Task
Below are entries to be transcribed exactly; exclude the pictures from the copy.

Records shown
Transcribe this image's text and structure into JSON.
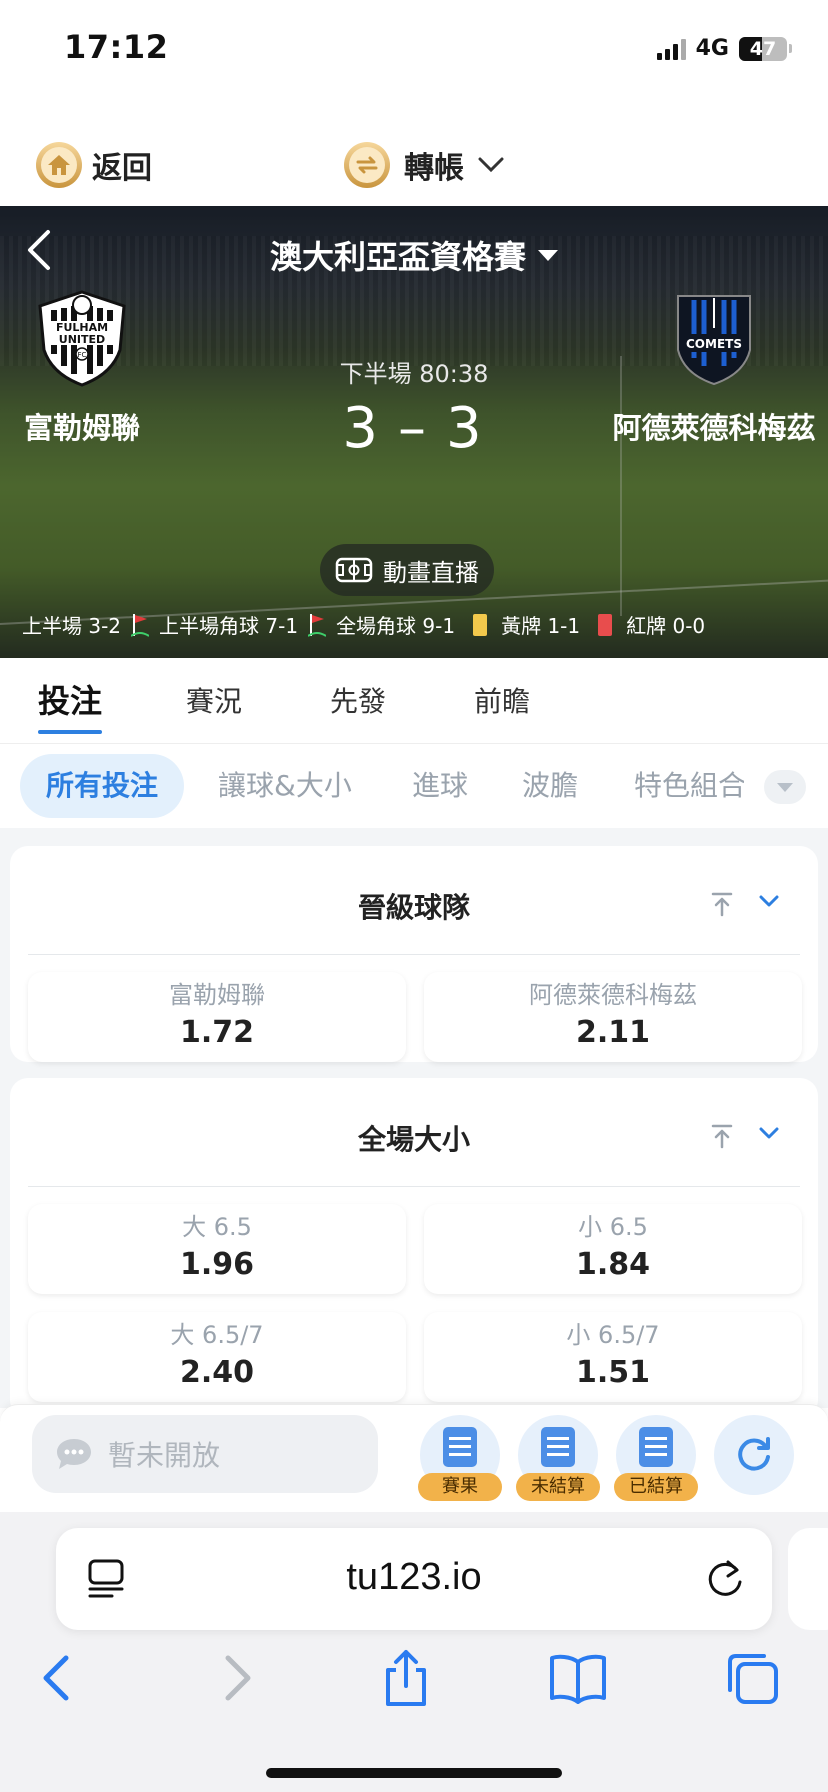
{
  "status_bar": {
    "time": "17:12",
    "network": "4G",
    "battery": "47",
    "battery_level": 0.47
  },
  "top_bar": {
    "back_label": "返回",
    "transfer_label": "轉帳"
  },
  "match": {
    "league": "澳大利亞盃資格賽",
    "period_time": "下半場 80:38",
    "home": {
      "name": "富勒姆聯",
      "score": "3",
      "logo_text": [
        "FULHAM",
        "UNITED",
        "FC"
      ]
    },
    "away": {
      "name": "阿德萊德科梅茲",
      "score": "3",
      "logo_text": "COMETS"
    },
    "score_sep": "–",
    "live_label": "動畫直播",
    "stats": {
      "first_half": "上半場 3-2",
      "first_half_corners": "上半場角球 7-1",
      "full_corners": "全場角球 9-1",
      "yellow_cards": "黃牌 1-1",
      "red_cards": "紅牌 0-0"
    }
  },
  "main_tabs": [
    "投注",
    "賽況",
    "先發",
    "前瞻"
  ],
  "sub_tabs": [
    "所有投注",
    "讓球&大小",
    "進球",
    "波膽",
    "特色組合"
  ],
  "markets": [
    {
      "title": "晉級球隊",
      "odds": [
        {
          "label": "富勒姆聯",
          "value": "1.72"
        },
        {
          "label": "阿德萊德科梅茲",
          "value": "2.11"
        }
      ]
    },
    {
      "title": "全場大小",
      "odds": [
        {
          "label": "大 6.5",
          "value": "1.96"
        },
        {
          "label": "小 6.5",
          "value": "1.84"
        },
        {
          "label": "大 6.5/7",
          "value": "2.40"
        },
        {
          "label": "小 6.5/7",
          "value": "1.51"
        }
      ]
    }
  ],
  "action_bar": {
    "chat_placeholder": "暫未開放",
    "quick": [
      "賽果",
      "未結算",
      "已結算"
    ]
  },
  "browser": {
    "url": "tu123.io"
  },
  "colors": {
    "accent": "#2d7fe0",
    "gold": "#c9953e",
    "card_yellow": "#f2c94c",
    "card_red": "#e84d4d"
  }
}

Expected answer
Transcribe this image's text and structure into JSON.
{
  "status_bar": {
    "time": "17:12",
    "network": "4G",
    "battery": "47",
    "battery_level": 0.47
  },
  "top_bar": {
    "back_label": "返回",
    "transfer_label": "轉帳"
  },
  "match": {
    "league": "澳大利亞盃資格賽",
    "period_time": "下半場 80:38",
    "home": {
      "name": "富勒姆聯",
      "score": "3",
      "logo_text": [
        "FULHAM",
        "UNITED",
        "FC"
      ]
    },
    "away": {
      "name": "阿德萊德科梅茲",
      "score": "3",
      "logo_text": "COMETS"
    },
    "score_sep": "–",
    "live_label": "動畫直播",
    "stats": {
      "first_half": "上半場 3-2",
      "first_half_corners": "上半場角球 7-1",
      "full_corners": "全場角球 9-1",
      "yellow_cards": "黃牌 1-1",
      "red_cards": "紅牌 0-0"
    }
  },
  "main_tabs": [
    "投注",
    "賽況",
    "先發",
    "前瞻"
  ],
  "sub_tabs": [
    "所有投注",
    "讓球&大小",
    "進球",
    "波膽",
    "特色組合"
  ],
  "markets": [
    {
      "title": "晉級球隊",
      "odds": [
        {
          "label": "富勒姆聯",
          "value": "1.72"
        },
        {
          "label": "阿德萊德科梅茲",
          "value": "2.11"
        }
      ]
    },
    {
      "title": "全場大小",
      "odds": [
        {
          "label": "大 6.5",
          "value": "1.96"
        },
        {
          "label": "小 6.5",
          "value": "1.84"
        },
        {
          "label": "大 6.5/7",
          "value": "2.40"
        },
        {
          "label": "小 6.5/7",
          "value": "1.51"
        }
      ]
    }
  ],
  "action_bar": {
    "chat_placeholder": "暫未開放",
    "quick": [
      "賽果",
      "未結算",
      "已結算"
    ]
  },
  "browser": {
    "url": "tu123.io"
  },
  "colors": {
    "accent": "#2d7fe0",
    "gold": "#c9953e",
    "card_yellow": "#f2c94c",
    "card_red": "#e84d4d"
  }
}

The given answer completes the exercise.